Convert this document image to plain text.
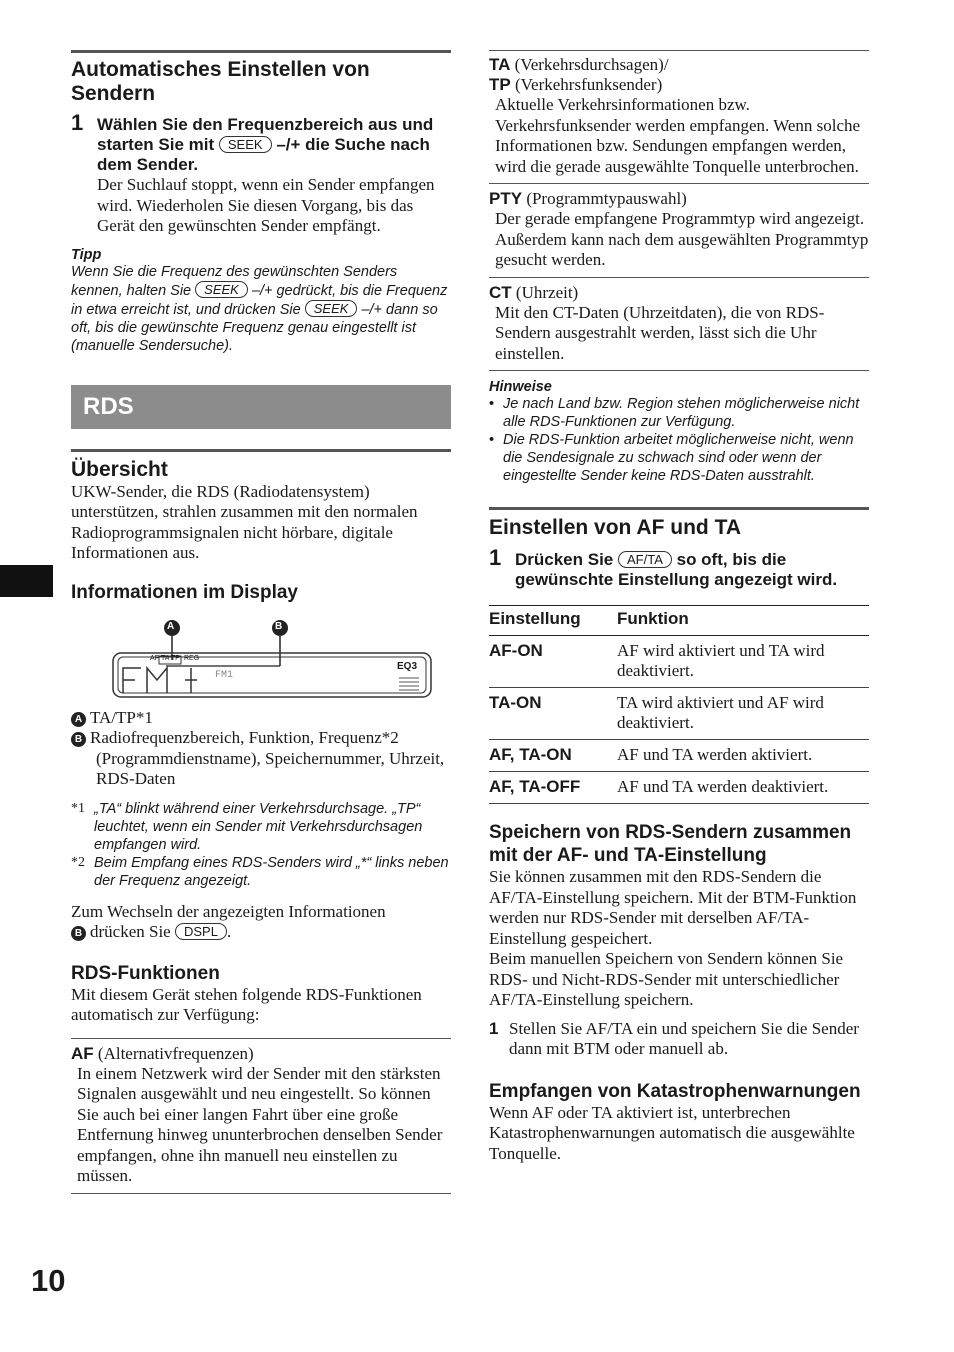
10
Automatisches Einstellen von Sendern
1 Wählen Sie den Frequenzbereich aus und starten Sie mit SEEK –/+ die Suche nach dem Sender.

Der Suchlauf stoppt, wenn ein Sender empfangen wird. Wiederholen Sie diesen Vorgang, bis das Gerät den gewünschten Sender empfängt.

Tipp
Wenn Sie die Frequenz des gewünschten Senders kennen, halten Sie SEEK –/+ gedrückt, bis die Frequenz in etwa erreicht ist, und drücken Sie SEEK –/+ dann so oft, bis die gewünschte Frequenz genau eingestellt ist (manuelle Sendersuche).
RDS
Übersicht

UKW-Sender, die RDS (Radiodatensystem) unterstützen, strahlen zusammen mit den normalen Radioprogrammsignalen nicht hörbare, digitale Informationen aus.

Informationen im Display
A	B
AF TA TP REG
FM1
EQ3

A TA/TP*1

B Radiofrequenzbereich, Funktion, Frequenz*2 (Programmdienstname), Speichernummer, Uhrzeit, RDS-Daten

*1 „TA“ blinkt während einer Verkehrsdurchsage. „TP“ leuchtet, wenn ein Sender mit Verkehrsdurchsagen empfangen wird.
*2 Beim Empfang eines RDS-Senders wird „*“ links neben der Frequenz angezeigt.

Zum Wechseln der angezeigten Informationen
B drücken Sie DSPL .

RDS-Funktionen

Mit diesem Gerät stehen folgende RDS-Funktionen automatisch zur Verfügung:

AF (Alternativfrequenzen)

In einem Netzwerk wird der Sender mit den stärksten Signalen ausgewählt und neu eingestellt. So können Sie auch bei einer langen Fahrt über eine große Entfernung hinweg ununterbrochen denselben Sender empfangen, ohne ihn manuell neu einstellen zu müssen.

TA (Verkehrsdurchsagen)/
TP (Verkehrsfunksender)

Aktuelle Verkehrsinformationen bzw. Verkehrsfunksender werden empfangen. Wenn solche Informationen bzw. Sendungen empfangen werden, wird die gerade ausgewählte Tonquelle unterbrochen.

PTY (Programmtypauswahl)

Der gerade empfangene Programmtyp wird angezeigt. Außerdem kann nach dem ausgewählten Programmtyp gesucht werden.

CT (Uhrzeit)

Mit den CT-Daten (Uhrzeitdaten), die von RDS-Sendern ausgestrahlt werden, lässt sich die Uhr einstellen.

Hinweise
• Je nach Land bzw. Region stehen möglicherweise nicht alle RDS-Funktionen zur Verfügung.
• Die RDS-Funktion arbeitet möglicherweise nicht, wenn die Sendesignale zu schwach sind oder wenn der eingestellte Sender keine RDS-Daten ausstrahlt.
Einstellen von AF und TA
1 Drücken Sie AF/TA so oft, bis die gewünschte Einstellung angezeigt wird.
Einstellung	Funktion
AF-ON	AF wird aktiviert und TA wird deaktiviert.
TA-ON	TA wird aktiviert und AF wird deaktiviert.
AF, TA-ON	AF und TA werden aktiviert.
AF, TA-OFF	AF und TA werden deaktiviert.
Speichern von RDS-Sendern zusammen mit der AF- und TA-Einstellung

Sie können zusammen mit den RDS-Sendern die AF/TA-Einstellung speichern. Mit der BTM-Funktion werden nur RDS-Sender mit derselben AF/TA-Einstellung gespeichert.

Beim manuellen Speichern von Sendern können Sie RDS- und Nicht-RDS-Sender mit unterschiedlicher AF/TA-Einstellung speichern.

1 Stellen Sie AF/TA ein und speichern Sie die Sender dann mit BTM oder manuell ab.

Empfangen von Katastrophenwarnungen

Wenn AF oder TA aktiviert ist, unterbrechen Katastrophenwarnungen automatisch die ausgewählte Tonquelle.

### INSTRUCTIONS FOR THE TASK
Using the records given above, list every line that includes the word "Tonquelle".

### RIGHT ANSWER
Aktuelle Verkehrsinformationen bzw. Verkehrsfunksender werden empfangen. Wenn solche Informationen bzw. Sendungen empfangen werden, wird die gerade ausgewählte Tonquelle unterbrochen.
Wenn AF oder TA aktiviert ist, unterbrechen Katastrophenwarnungen automatisch die ausgewählte Tonquelle.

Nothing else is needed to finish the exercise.